- _OBJECTIVE_: Reproduce the listing exactly and skip over any pictures.

- _MATERIAL FOR THIS TASK_:
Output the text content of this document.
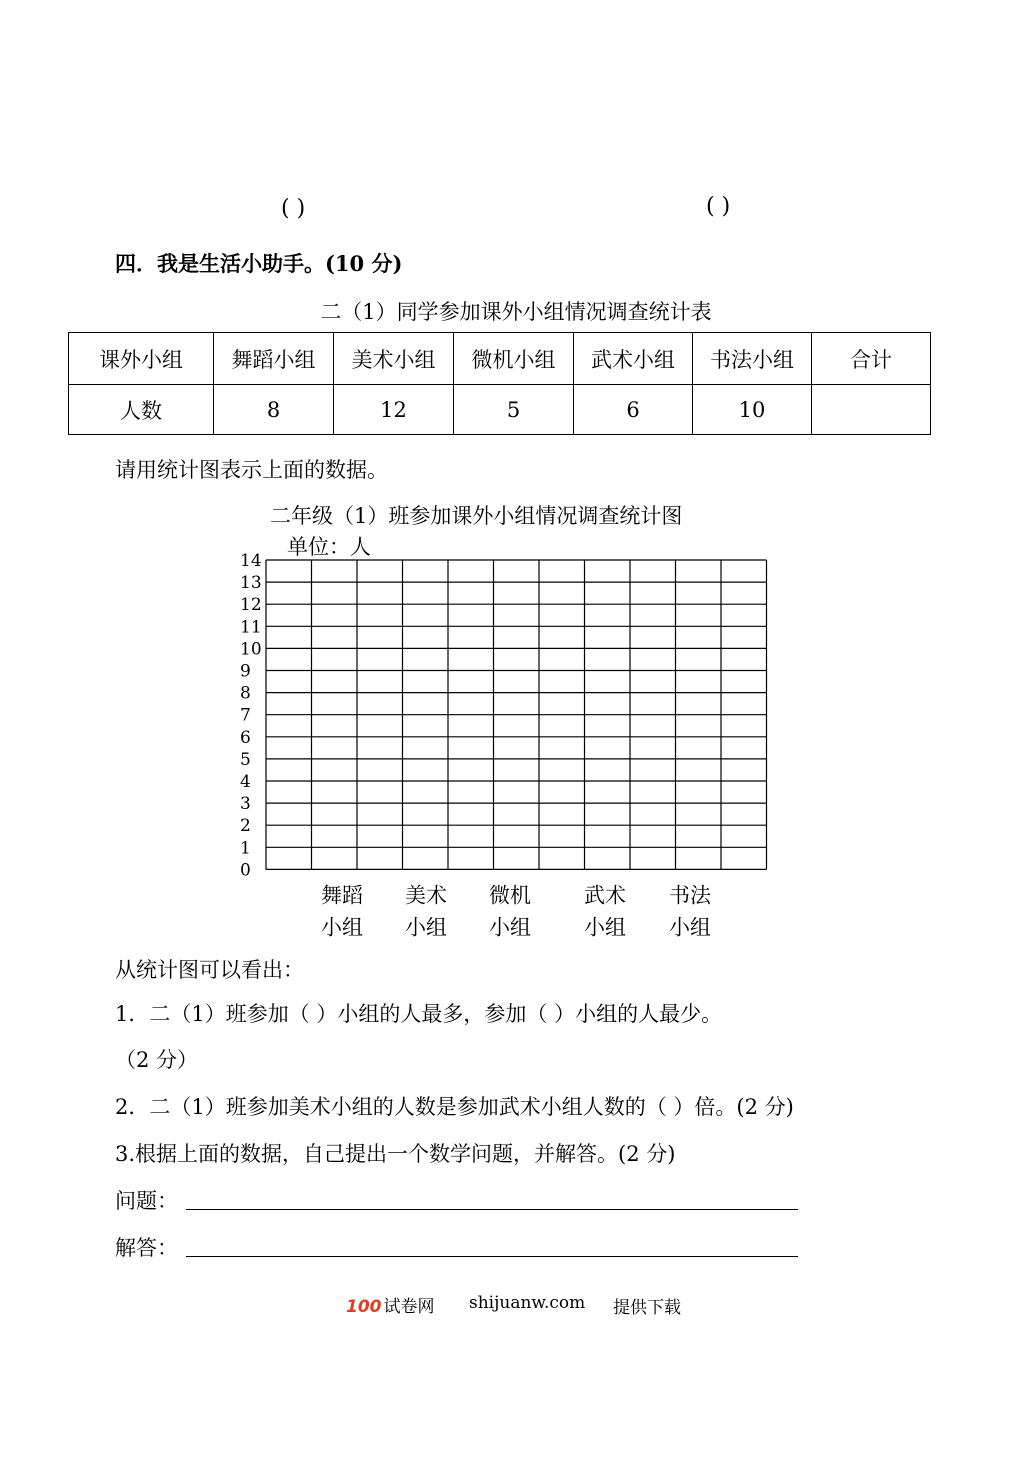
( )	( )
四．我是生活小助手。(10 分)
二（1）同学参加课外小组情况调查统计表
课外小组	舞蹈小组	美术小组	微机小组	武术小组	书法小组	合计
人数	8	12	5	6	10	
请用统计图表示上面的数据。
二年级（1）班参加课外小组情况调查统计图
单位：人
0
1
2
3
4
5
6
7
8
9
10
11
12
13
14
舞蹈
小组
美术
小组
微机
小组
武术
小组
书法
小组
从统计图可以看出：
1．二（1）班参加（ ）小组的人最多，参加（ ）小组的人最少。
（2 分）
2．二（1）班参加美术小组的人数是参加武术小组人数的（ ）倍。(2 分)
3.根据上面的数据，自己提出一个数学问题，并解答。(2 分)
问题：
解答：
100 试卷网 shijuanw.com 提供下载
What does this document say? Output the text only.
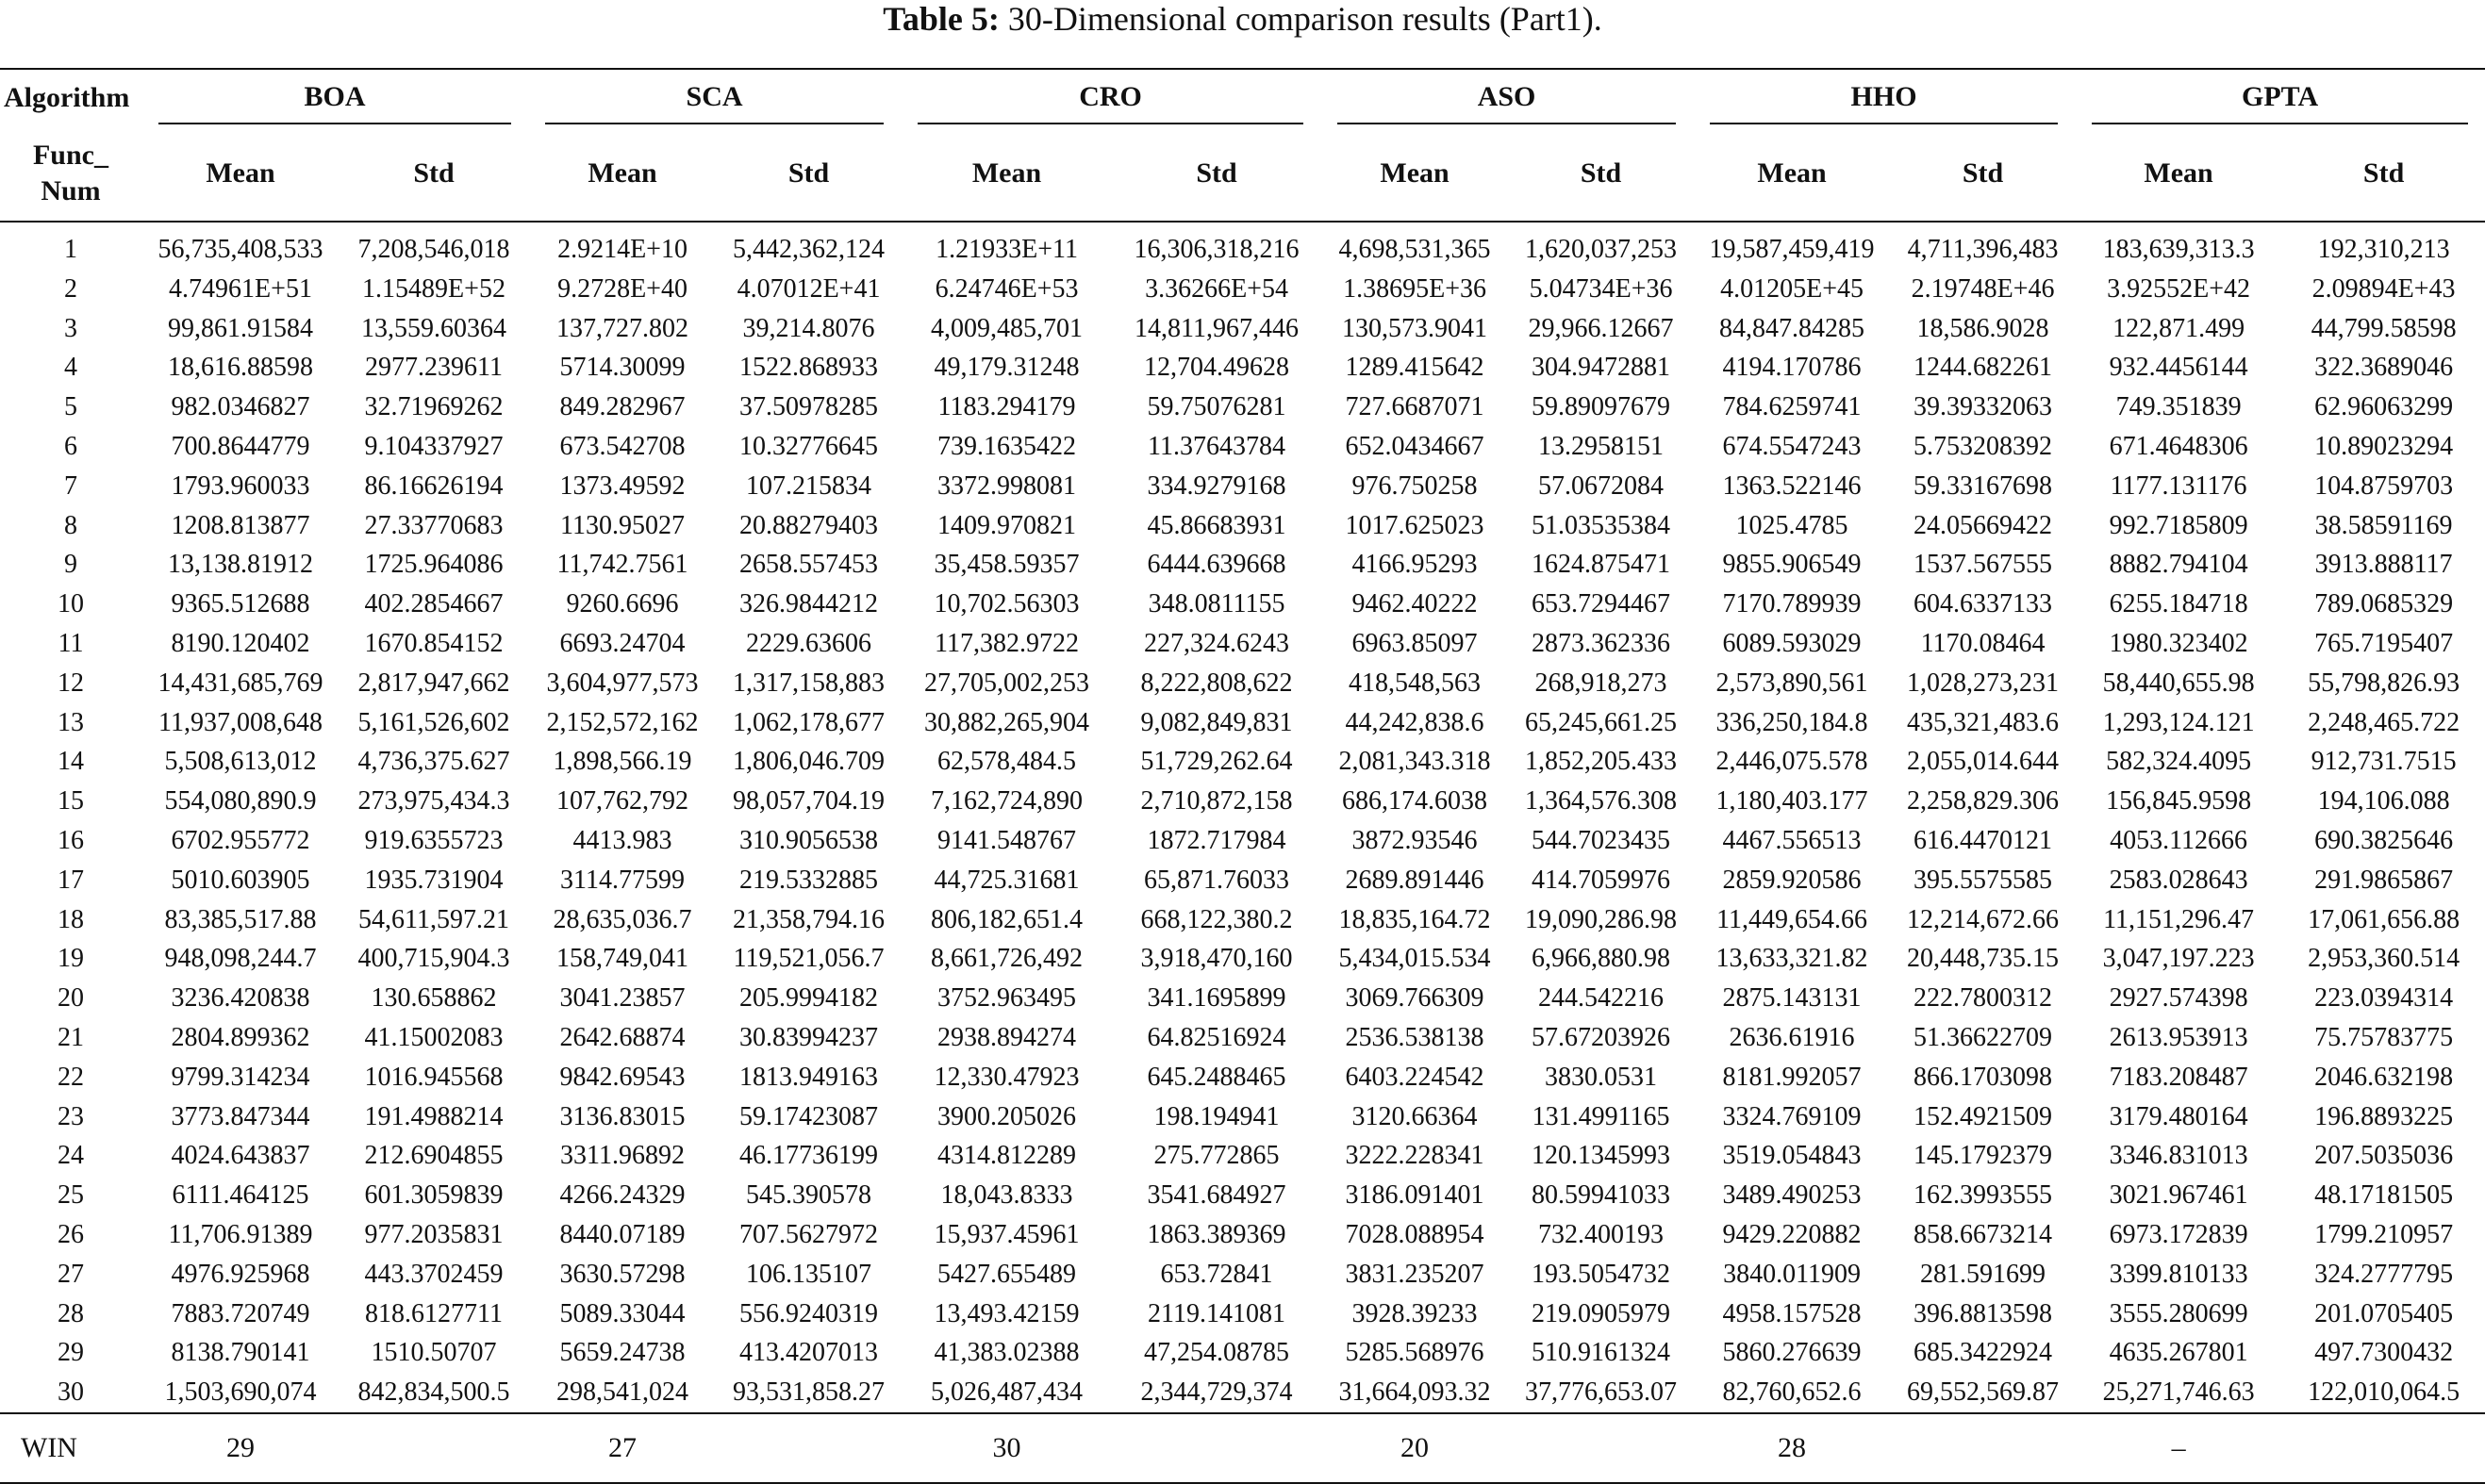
Table 5: 30-Dimensional comparison results (Part1).
Algorithm	BOA		SCA		CRO		ASO		HHO		GPTA	

Func_
Num	Mean	Std	Mean	Std	Mean	Std	Mean	Std	Mean	Std	Mean	Std

1	56,735,408,533	7,208,546,018	2.9214E+10	5,442,362,124	1.21933E+11	16,306,318,216	4,698,531,365	1,620,037,253	19,587,459,419	4,711,396,483	183,639,313.3	192,310,213
2	4.74961E+51	1.15489E+52	9.2728E+40	4.07012E+41	6.24746E+53	3.36266E+54	1.38695E+36	5.04734E+36	4.01205E+45	2.19748E+46	3.92552E+42	2.09894E+43
3	99,861.91584	13,559.60364	137,727.802	39,214.8076	4,009,485,701	14,811,967,446	130,573.9041	29,966.12667	84,847.84285	18,586.9028	122,871.499	44,799.58598
4	18,616.88598	2977.239611	5714.30099	1522.868933	49,179.31248	12,704.49628	1289.415642	304.9472881	4194.170786	1244.682261	932.4456144	322.3689046
5	982.0346827	32.71969262	849.282967	37.50978285	1183.294179	59.75076281	727.6687071	59.89097679	784.6259741	39.39332063	749.351839	62.96063299
6	700.8644779	9.104337927	673.542708	10.32776645	739.1635422	11.37643784	652.0434667	13.2958151	674.5547243	5.753208392	671.4648306	10.89023294
7	1793.960033	86.16626194	1373.49592	107.215834	3372.998081	334.9279168	976.750258	57.0672084	1363.522146	59.33167698	1177.131176	104.8759703
8	1208.813877	27.33770683	1130.95027	20.88279403	1409.970821	45.86683931	1017.625023	51.03535384	1025.4785	24.05669422	992.7185809	38.58591169
9	13,138.81912	1725.964086	11,742.7561	2658.557453	35,458.59357	6444.639668	4166.95293	1624.875471	9855.906549	1537.567555	8882.794104	3913.888117
10	9365.512688	402.2854667	9260.6696	326.9844212	10,702.56303	348.0811155	9462.40222	653.7294467	7170.789939	604.6337133	6255.184718	789.0685329
11	8190.120402	1670.854152	6693.24704	2229.63606	117,382.9722	227,324.6243	6963.85097	2873.362336	6089.593029	1170.08464	1980.323402	765.7195407
12	14,431,685,769	2,817,947,662	3,604,977,573	1,317,158,883	27,705,002,253	8,222,808,622	418,548,563	268,918,273	2,573,890,561	1,028,273,231	58,440,655.98	55,798,826.93
13	11,937,008,648	5,161,526,602	2,152,572,162	1,062,178,677	30,882,265,904	9,082,849,831	44,242,838.6	65,245,661.25	336,250,184.8	435,321,483.6	1,293,124.121	2,248,465.722
14	5,508,613,012	4,736,375.627	1,898,566.19	1,806,046.709	62,578,484.5	51,729,262.64	2,081,343.318	1,852,205.433	2,446,075.578	2,055,014.644	582,324.4095	912,731.7515
15	554,080,890.9	273,975,434.3	107,762,792	98,057,704.19	7,162,724,890	2,710,872,158	686,174.6038	1,364,576.308	1,180,403.177	2,258,829.306	156,845.9598	194,106.088
16	6702.955772	919.6355723	4413.983	310.9056538	9141.548767	1872.717984	3872.93546	544.7023435	4467.556513	616.4470121	4053.112666	690.3825646
17	5010.603905	1935.731904	3114.77599	219.5332885	44,725.31681	65,871.76033	2689.891446	414.7059976	2859.920586	395.5575585	2583.028643	291.9865867
18	83,385,517.88	54,611,597.21	28,635,036.7	21,358,794.16	806,182,651.4	668,122,380.2	18,835,164.72	19,090,286.98	11,449,654.66	12,214,672.66	11,151,296.47	17,061,656.88
19	948,098,244.7	400,715,904.3	158,749,041	119,521,056.7	8,661,726,492	3,918,470,160	5,434,015.534	6,966,880.98	13,633,321.82	20,448,735.15	3,047,197.223	2,953,360.514
20	3236.420838	130.658862	3041.23857	205.9994182	3752.963495	341.1695899	3069.766309	244.542216	2875.143131	222.7800312	2927.574398	223.0394314
21	2804.899362	41.15002083	2642.68874	30.83994237	2938.894274	64.82516924	2536.538138	57.67203926	2636.61916	51.36622709	2613.953913	75.75783775
22	9799.314234	1016.945568	9842.69543	1813.949163	12,330.47923	645.2488465	6403.224542	3830.0531	8181.992057	866.1703098	7183.208487	2046.632198
23	3773.847344	191.4988214	3136.83015	59.17423087	3900.205026	198.194941	3120.66364	131.4991165	3324.769109	152.4921509	3179.480164	196.8893225
24	4024.643837	212.6904855	3311.96892	46.17736199	4314.812289	275.772865	3222.228341	120.1345993	3519.054843	145.1792379	3346.831013	207.5035036
25	6111.464125	601.3059839	4266.24329	545.390578	18,043.8333	3541.684927	3186.091401	80.59941033	3489.490253	162.3993555	3021.967461	48.17181505
26	11,706.91389	977.2035831	8440.07189	707.5627972	15,937.45961	1863.389369	7028.088954	732.400193	9429.220882	858.6673214	6973.172839	1799.210957
27	4976.925968	443.3702459	3630.57298	106.135107	5427.655489	653.72841	3831.235207	193.5054732	3840.011909	281.591699	3399.810133	324.2777795
28	7883.720749	818.6127711	5089.33044	556.9240319	13,493.42159	2119.141081	3928.39233	219.0905979	4958.157528	396.8813598	3555.280699	201.0705405
29	8138.790141	1510.50707	5659.24738	413.4207013	41,383.02388	47,254.08785	5285.568976	510.9161324	5860.276639	685.3422924	4635.267801	497.7300432
30	1,503,690,074	842,834,500.5	298,541,024	93,531,858.27	5,026,487,434	2,344,729,374	31,664,093.32	37,776,653.07	82,760,652.6	69,552,569.87	25,271,746.63	122,010,064.5
WIN	29		27		30		20		28		–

- _EXERCISE RESPONSE_:
Output the text content of this document.
( )	( )
四．我是生活小助手。(10 分)
二（1）同学参加课外小组情况调查统计表
课外小组	舞蹈小组	美术小组	微机小组	武术小组	书法小组	合计
人数	8	12	5	6	10	
请用统计图表示上面的数据。
二年级（1）班参加课外小组情况调查统计图
单位：人
0
1
2
3
4
5
6
7
8
9
10
11
12
13
14
舞蹈
小组
美术
小组
微机
小组
武术
小组
书法
小组
从统计图可以看出：
1．二（1）班参加（ ）小组的人最多，参加（ ）小组的人最少。
（2 分）
2．二（1）班参加美术小组的人数是参加武术小组人数的（ ）倍。(2 分)
3.根据上面的数据，自己提出一个数学问题，并解答。(2 分)
问题：
解答：
100 试卷网 shijuanw.com 提供下载
What does this document say? Output the text only.
Table 5: 30-Dimensional comparison results (Part1).
Algorithm	BOA		SCA		CRO		ASO		HHO		GPTA	

Func_
Num	Mean	Std	Mean	Std	Mean	Std	Mean	Std	Mean	Std	Mean	Std

1	56,735,408,533	7,208,546,018	2.9214E+10	5,442,362,124	1.21933E+11	16,306,318,216	4,698,531,365	1,620,037,253	19,587,459,419	4,711,396,483	183,639,313.3	192,310,213
2	4.74961E+51	1.15489E+52	9.2728E+40	4.07012E+41	6.24746E+53	3.36266E+54	1.38695E+36	5.04734E+36	4.01205E+45	2.19748E+46	3.92552E+42	2.09894E+43
3	99,861.91584	13,559.60364	137,727.802	39,214.8076	4,009,485,701	14,811,967,446	130,573.9041	29,966.12667	84,847.84285	18,586.9028	122,871.499	44,799.58598
4	18,616.88598	2977.239611	5714.30099	1522.868933	49,179.31248	12,704.49628	1289.415642	304.9472881	4194.170786	1244.682261	932.4456144	322.3689046
5	982.0346827	32.71969262	849.282967	37.50978285	1183.294179	59.75076281	727.6687071	59.89097679	784.6259741	39.39332063	749.351839	62.96063299
6	700.8644779	9.104337927	673.542708	10.32776645	739.1635422	11.37643784	652.0434667	13.2958151	674.5547243	5.753208392	671.4648306	10.89023294
7	1793.960033	86.16626194	1373.49592	107.215834	3372.998081	334.9279168	976.750258	57.0672084	1363.522146	59.33167698	1177.131176	104.8759703
8	1208.813877	27.33770683	1130.95027	20.88279403	1409.970821	45.86683931	1017.625023	51.03535384	1025.4785	24.05669422	992.7185809	38.58591169
9	13,138.81912	1725.964086	11,742.7561	2658.557453	35,458.59357	6444.639668	4166.95293	1624.875471	9855.906549	1537.567555	8882.794104	3913.888117
10	9365.512688	402.2854667	9260.6696	326.9844212	10,702.56303	348.0811155	9462.40222	653.7294467	7170.789939	604.6337133	6255.184718	789.0685329
11	8190.120402	1670.854152	6693.24704	2229.63606	117,382.9722	227,324.6243	6963.85097	2873.362336	6089.593029	1170.08464	1980.323402	765.7195407
12	14,431,685,769	2,817,947,662	3,604,977,573	1,317,158,883	27,705,002,253	8,222,808,622	418,548,563	268,918,273	2,573,890,561	1,028,273,231	58,440,655.98	55,798,826.93
13	11,937,008,648	5,161,526,602	2,152,572,162	1,062,178,677	30,882,265,904	9,082,849,831	44,242,838.6	65,245,661.25	336,250,184.8	435,321,483.6	1,293,124.121	2,248,465.722
14	5,508,613,012	4,736,375.627	1,898,566.19	1,806,046.709	62,578,484.5	51,729,262.64	2,081,343.318	1,852,205.433	2,446,075.578	2,055,014.644	582,324.4095	912,731.7515
15	554,080,890.9	273,975,434.3	107,762,792	98,057,704.19	7,162,724,890	2,710,872,158	686,174.6038	1,364,576.308	1,180,403.177	2,258,829.306	156,845.9598	194,106.088
16	6702.955772	919.6355723	4413.983	310.9056538	9141.548767	1872.717984	3872.93546	544.7023435	4467.556513	616.4470121	4053.112666	690.3825646
17	5010.603905	1935.731904	3114.77599	219.5332885	44,725.31681	65,871.76033	2689.891446	414.7059976	2859.920586	395.5575585	2583.028643	291.9865867
18	83,385,517.88	54,611,597.21	28,635,036.7	21,358,794.16	806,182,651.4	668,122,380.2	18,835,164.72	19,090,286.98	11,449,654.66	12,214,672.66	11,151,296.47	17,061,656.88
19	948,098,244.7	400,715,904.3	158,749,041	119,521,056.7	8,661,726,492	3,918,470,160	5,434,015.534	6,966,880.98	13,633,321.82	20,448,735.15	3,047,197.223	2,953,360.514
20	3236.420838	130.658862	3041.23857	205.9994182	3752.963495	341.1695899	3069.766309	244.542216	2875.143131	222.7800312	2927.574398	223.0394314
21	2804.899362	41.15002083	2642.68874	30.83994237	2938.894274	64.82516924	2536.538138	57.67203926	2636.61916	51.36622709	2613.953913	75.75783775
22	9799.314234	1016.945568	9842.69543	1813.949163	12,330.47923	645.2488465	6403.224542	3830.0531	8181.992057	866.1703098	7183.208487	2046.632198
23	3773.847344	191.4988214	3136.83015	59.17423087	3900.205026	198.194941	3120.66364	131.4991165	3324.769109	152.4921509	3179.480164	196.8893225
24	4024.643837	212.6904855	3311.96892	46.17736199	4314.812289	275.772865	3222.228341	120.1345993	3519.054843	145.1792379	3346.831013	207.5035036
25	6111.464125	601.3059839	4266.24329	545.390578	18,043.8333	3541.684927	3186.091401	80.59941033	3489.490253	162.3993555	3021.967461	48.17181505
26	11,706.91389	977.2035831	8440.07189	707.5627972	15,937.45961	1863.389369	7028.088954	732.400193	9429.220882	858.6673214	6973.172839	1799.210957
27	4976.925968	443.3702459	3630.57298	106.135107	5427.655489	653.72841	3831.235207	193.5054732	3840.011909	281.591699	3399.810133	324.2777795
28	7883.720749	818.6127711	5089.33044	556.9240319	13,493.42159	2119.141081	3928.39233	219.0905979	4958.157528	396.8813598	3555.280699	201.0705405
29	8138.790141	1510.50707	5659.24738	413.4207013	41,383.02388	47,254.08785	5285.568976	510.9161324	5860.276639	685.3422924	4635.267801	497.7300432
30	1,503,690,074	842,834,500.5	298,541,024	93,531,858.27	5,026,487,434	2,344,729,374	31,664,093.32	37,776,653.07	82,760,652.6	69,552,569.87	25,271,746.63	122,010,064.5
WIN	29		27		30		20		28		–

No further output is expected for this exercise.